Please write out the items again, starting with the first one and going on through the line that contains "tick-label: 0.0 xyxy=(40,372,58,385)", with "legend-swatch" changed to "legend-marker" and nothing else altered.
--- BEGIN Stored rows ---
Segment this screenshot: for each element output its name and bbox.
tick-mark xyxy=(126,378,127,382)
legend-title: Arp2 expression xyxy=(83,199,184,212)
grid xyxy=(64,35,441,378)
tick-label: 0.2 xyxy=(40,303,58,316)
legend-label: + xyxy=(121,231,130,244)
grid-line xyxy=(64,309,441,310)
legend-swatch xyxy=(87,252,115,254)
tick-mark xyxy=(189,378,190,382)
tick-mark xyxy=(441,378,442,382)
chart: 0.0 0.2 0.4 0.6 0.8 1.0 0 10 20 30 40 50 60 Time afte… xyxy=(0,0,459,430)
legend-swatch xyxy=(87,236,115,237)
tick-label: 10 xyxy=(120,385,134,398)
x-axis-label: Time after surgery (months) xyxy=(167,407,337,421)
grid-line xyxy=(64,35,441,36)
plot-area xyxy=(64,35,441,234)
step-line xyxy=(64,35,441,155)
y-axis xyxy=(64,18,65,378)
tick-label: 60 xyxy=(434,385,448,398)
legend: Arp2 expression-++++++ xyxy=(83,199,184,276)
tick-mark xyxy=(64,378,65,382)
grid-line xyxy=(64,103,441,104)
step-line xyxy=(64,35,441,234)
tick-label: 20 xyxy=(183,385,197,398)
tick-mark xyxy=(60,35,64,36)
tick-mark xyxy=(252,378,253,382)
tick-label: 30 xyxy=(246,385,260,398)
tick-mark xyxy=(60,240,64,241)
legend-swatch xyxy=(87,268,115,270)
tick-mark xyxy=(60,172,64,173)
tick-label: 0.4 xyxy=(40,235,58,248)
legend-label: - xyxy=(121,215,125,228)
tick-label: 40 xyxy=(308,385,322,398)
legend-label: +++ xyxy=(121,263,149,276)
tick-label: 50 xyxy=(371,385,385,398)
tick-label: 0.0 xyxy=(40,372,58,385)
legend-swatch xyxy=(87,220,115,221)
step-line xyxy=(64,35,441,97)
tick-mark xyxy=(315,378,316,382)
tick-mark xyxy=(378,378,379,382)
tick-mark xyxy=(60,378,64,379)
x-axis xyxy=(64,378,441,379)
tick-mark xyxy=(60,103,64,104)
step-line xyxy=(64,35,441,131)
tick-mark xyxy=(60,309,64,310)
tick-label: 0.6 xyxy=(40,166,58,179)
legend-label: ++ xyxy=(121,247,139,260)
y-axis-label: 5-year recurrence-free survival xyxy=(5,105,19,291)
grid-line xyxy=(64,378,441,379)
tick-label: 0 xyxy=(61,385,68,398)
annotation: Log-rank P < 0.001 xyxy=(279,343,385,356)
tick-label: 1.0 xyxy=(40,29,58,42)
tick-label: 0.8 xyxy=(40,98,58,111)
--- END Stored rows ---
## Reply to the exercise
Segment this screenshot: for each element output its name and bbox.
tick-mark xyxy=(126,378,127,382)
legend-title: Arp2 expression xyxy=(83,199,184,212)
grid xyxy=(64,35,441,378)
tick-label: 0.2 xyxy=(40,303,58,316)
legend-label: + xyxy=(121,231,130,244)
grid-line xyxy=(64,309,441,310)
legend-marker xyxy=(87,252,115,254)
tick-mark xyxy=(189,378,190,382)
tick-mark xyxy=(441,378,442,382)
chart: 0.0 0.2 0.4 0.6 0.8 1.0 0 10 20 30 40 50 60 Time afte… xyxy=(0,0,459,430)
legend-marker xyxy=(87,236,115,237)
tick-label: 10 xyxy=(120,385,134,398)
x-axis-label: Time after surgery (months) xyxy=(167,407,337,421)
grid-line xyxy=(64,35,441,36)
plot-area xyxy=(64,35,441,234)
step-line xyxy=(64,35,441,155)
y-axis xyxy=(64,18,65,378)
tick-label: 60 xyxy=(434,385,448,398)
legend: Arp2 expression-++++++ xyxy=(83,199,184,276)
tick-mark xyxy=(64,378,65,382)
grid-line xyxy=(64,103,441,104)
step-line xyxy=(64,35,441,234)
tick-label: 20 xyxy=(183,385,197,398)
tick-mark xyxy=(60,35,64,36)
tick-mark xyxy=(252,378,253,382)
tick-label: 30 xyxy=(246,385,260,398)
tick-mark xyxy=(60,240,64,241)
legend-marker xyxy=(87,268,115,270)
tick-mark xyxy=(60,172,64,173)
tick-label: 0.4 xyxy=(40,235,58,248)
legend-label: - xyxy=(121,215,125,228)
tick-label: 40 xyxy=(308,385,322,398)
legend-label: +++ xyxy=(121,263,149,276)
tick-label: 50 xyxy=(371,385,385,398)
tick-label: 0.0 xyxy=(40,372,58,385)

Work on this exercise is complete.